SHORT EXERCISE -
What follows is a set of entries. Repeat them exactly, but not their pictures.

GIVEN ENTRIES -
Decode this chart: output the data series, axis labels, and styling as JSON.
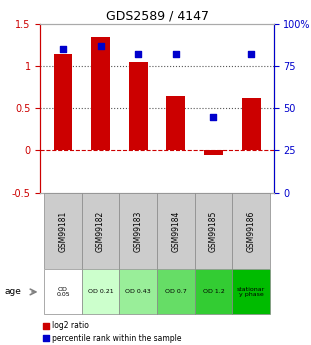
{
  "title": "GDS2589 / 4147",
  "samples": [
    "GSM99181",
    "GSM99182",
    "GSM99183",
    "GSM99184",
    "GSM99185",
    "GSM99186"
  ],
  "log2_ratio": [
    1.15,
    1.35,
    1.05,
    0.65,
    -0.05,
    0.62
  ],
  "percentile_rank": [
    85,
    87,
    82,
    82,
    45,
    82
  ],
  "bar_color": "#cc0000",
  "dot_color": "#0000cc",
  "ylim_left": [
    -0.5,
    1.5
  ],
  "ylim_right": [
    0,
    100
  ],
  "yticks_left": [
    -0.5,
    0,
    0.5,
    1.0,
    1.5
  ],
  "yticks_right": [
    0,
    25,
    50,
    75,
    100
  ],
  "ytick_labels_left": [
    "-0.5",
    "0",
    "0.5",
    "1",
    "1.5"
  ],
  "ytick_labels_right": [
    "0",
    "25",
    "50",
    "75",
    "100%"
  ],
  "hlines": [
    0.5,
    1.0
  ],
  "hline_zero_color": "#cc0000",
  "hline_dotted_color": "#555555",
  "od_labels": [
    "OD\n0.05",
    "OD 0.21",
    "OD 0.43",
    "OD 0.7",
    "OD 1.2",
    "stationar\ny phase"
  ],
  "od_colors": [
    "#ffffff",
    "#ccffcc",
    "#99ee99",
    "#66dd66",
    "#33cc33",
    "#00bb00"
  ],
  "age_label": "age",
  "legend_items": [
    {
      "label": "log2 ratio",
      "color": "#cc0000",
      "marker": "s"
    },
    {
      "label": "percentile rank within the sample",
      "color": "#0000cc",
      "marker": "s"
    }
  ],
  "grid_color": "#cccccc",
  "sample_box_color": "#cccccc"
}
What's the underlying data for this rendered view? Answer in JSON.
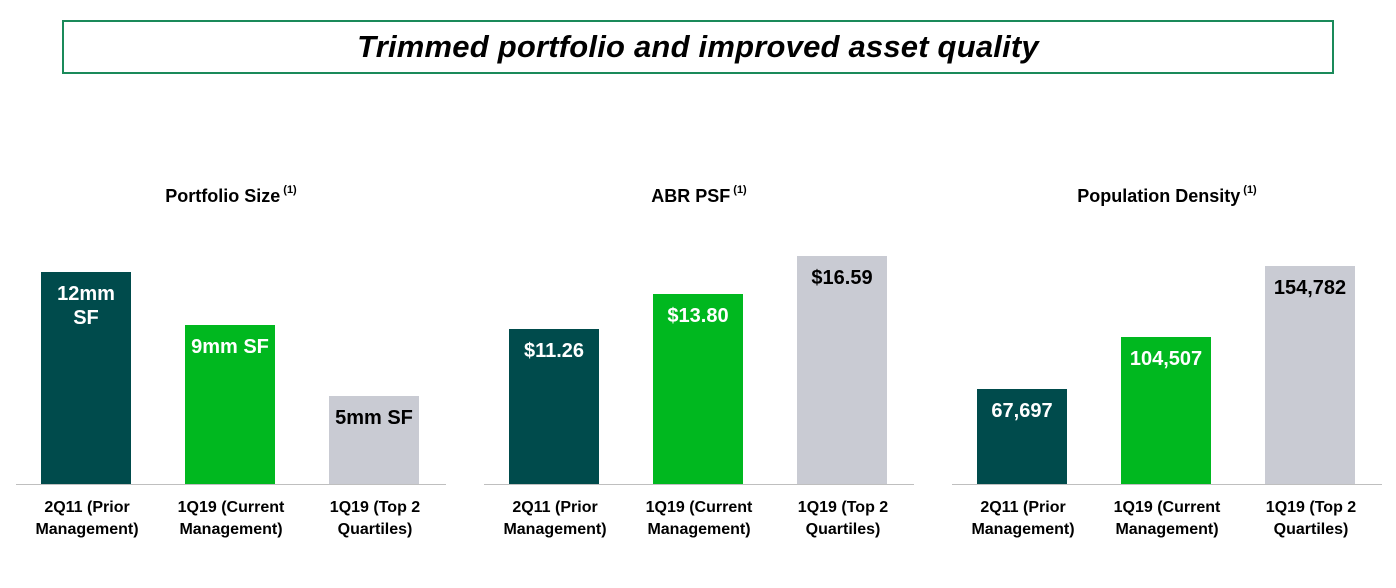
{
  "header": {
    "title": "Trimmed portfolio and improved asset quality"
  },
  "categories": [
    "2Q11 (Prior Management)",
    "1Q19 (Current Management)",
    "1Q19 (Top 2 Quartiles)"
  ],
  "colors": {
    "prior": "#004b4c",
    "current": "#00b81f",
    "top2": "#c9cbd3",
    "border": "#1a8a5a"
  },
  "chart_data": [
    {
      "type": "bar",
      "title": "Portfolio Size",
      "footnote": "(1)",
      "categories": [
        "2Q11 (Prior Management)",
        "1Q19 (Current Management)",
        "1Q19 (Top 2 Quartiles)"
      ],
      "values": [
        12,
        9,
        5
      ],
      "unit": "mm SF",
      "data_labels": [
        "12mm SF",
        "9mm SF",
        "5mm SF"
      ]
    },
    {
      "type": "bar",
      "title": "ABR PSF",
      "footnote": "(1)",
      "categories": [
        "2Q11 (Prior Management)",
        "1Q19 (Current Management)",
        "1Q19 (Top 2 Quartiles)"
      ],
      "values": [
        11.26,
        13.8,
        16.59
      ],
      "data_labels": [
        "$11.26",
        "$13.80",
        "$16.59"
      ]
    },
    {
      "type": "bar",
      "title": "Population Density",
      "footnote": "(1)",
      "categories": [
        "2Q11 (Prior Management)",
        "1Q19 (Current Management)",
        "1Q19 (Top 2 Quartiles)"
      ],
      "values": [
        67697,
        104507,
        154782
      ],
      "data_labels": [
        "67,697",
        "104,507",
        "154,782"
      ]
    }
  ]
}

RESULT OF THE EXERCISE -
Decode this chart: output the data series, axis labels, and styling as JSON.
{
  "title": "GDS2589 / 4147",
  "samples": [
    "GSM99181",
    "GSM99182",
    "GSM99183",
    "GSM99184",
    "GSM99185",
    "GSM99186"
  ],
  "log2_ratio": [
    1.15,
    1.35,
    1.05,
    0.65,
    -0.05,
    0.62
  ],
  "percentile_rank": [
    85,
    87,
    82,
    82,
    45,
    82
  ],
  "bar_color": "#cc0000",
  "dot_color": "#0000cc",
  "ylim_left": [
    -0.5,
    1.5
  ],
  "ylim_right": [
    0,
    100
  ],
  "yticks_left": [
    -0.5,
    0,
    0.5,
    1.0,
    1.5
  ],
  "yticks_right": [
    0,
    25,
    50,
    75,
    100
  ],
  "ytick_labels_left": [
    "-0.5",
    "0",
    "0.5",
    "1",
    "1.5"
  ],
  "ytick_labels_right": [
    "0",
    "25",
    "50",
    "75",
    "100%"
  ],
  "hlines": [
    0.5,
    1.0
  ],
  "hline_zero_color": "#cc0000",
  "hline_dotted_color": "#555555",
  "od_labels": [
    "OD\n0.05",
    "OD 0.21",
    "OD 0.43",
    "OD 0.7",
    "OD 1.2",
    "stationar\ny phase"
  ],
  "od_colors": [
    "#ffffff",
    "#ccffcc",
    "#99ee99",
    "#66dd66",
    "#33cc33",
    "#00bb00"
  ],
  "age_label": "age",
  "legend_items": [
    {
      "label": "log2 ratio",
      "color": "#cc0000",
      "marker": "s"
    },
    {
      "label": "percentile rank within the sample",
      "color": "#0000cc",
      "marker": "s"
    }
  ],
  "grid_color": "#cccccc",
  "sample_box_color": "#cccccc"
}
What's the underlying data for this rendered view? Answer in JSON.
{
  "header": {
    "title": "Trimmed portfolio and improved asset quality"
  },
  "categories": [
    "2Q11 (Prior Management)",
    "1Q19 (Current Management)",
    "1Q19 (Top 2 Quartiles)"
  ],
  "colors": {
    "prior": "#004b4c",
    "current": "#00b81f",
    "top2": "#c9cbd3",
    "border": "#1a8a5a"
  },
  "chart_data": [
    {
      "type": "bar",
      "title": "Portfolio Size",
      "footnote": "(1)",
      "categories": [
        "2Q11 (Prior Management)",
        "1Q19 (Current Management)",
        "1Q19 (Top 2 Quartiles)"
      ],
      "values": [
        12,
        9,
        5
      ],
      "unit": "mm SF",
      "data_labels": [
        "12mm SF",
        "9mm SF",
        "5mm SF"
      ]
    },
    {
      "type": "bar",
      "title": "ABR PSF",
      "footnote": "(1)",
      "categories": [
        "2Q11 (Prior Management)",
        "1Q19 (Current Management)",
        "1Q19 (Top 2 Quartiles)"
      ],
      "values": [
        11.26,
        13.8,
        16.59
      ],
      "data_labels": [
        "$11.26",
        "$13.80",
        "$16.59"
      ]
    },
    {
      "type": "bar",
      "title": "Population Density",
      "footnote": "(1)",
      "categories": [
        "2Q11 (Prior Management)",
        "1Q19 (Current Management)",
        "1Q19 (Top 2 Quartiles)"
      ],
      "values": [
        67697,
        104507,
        154782
      ],
      "data_labels": [
        "67,697",
        "104,507",
        "154,782"
      ]
    }
  ]
}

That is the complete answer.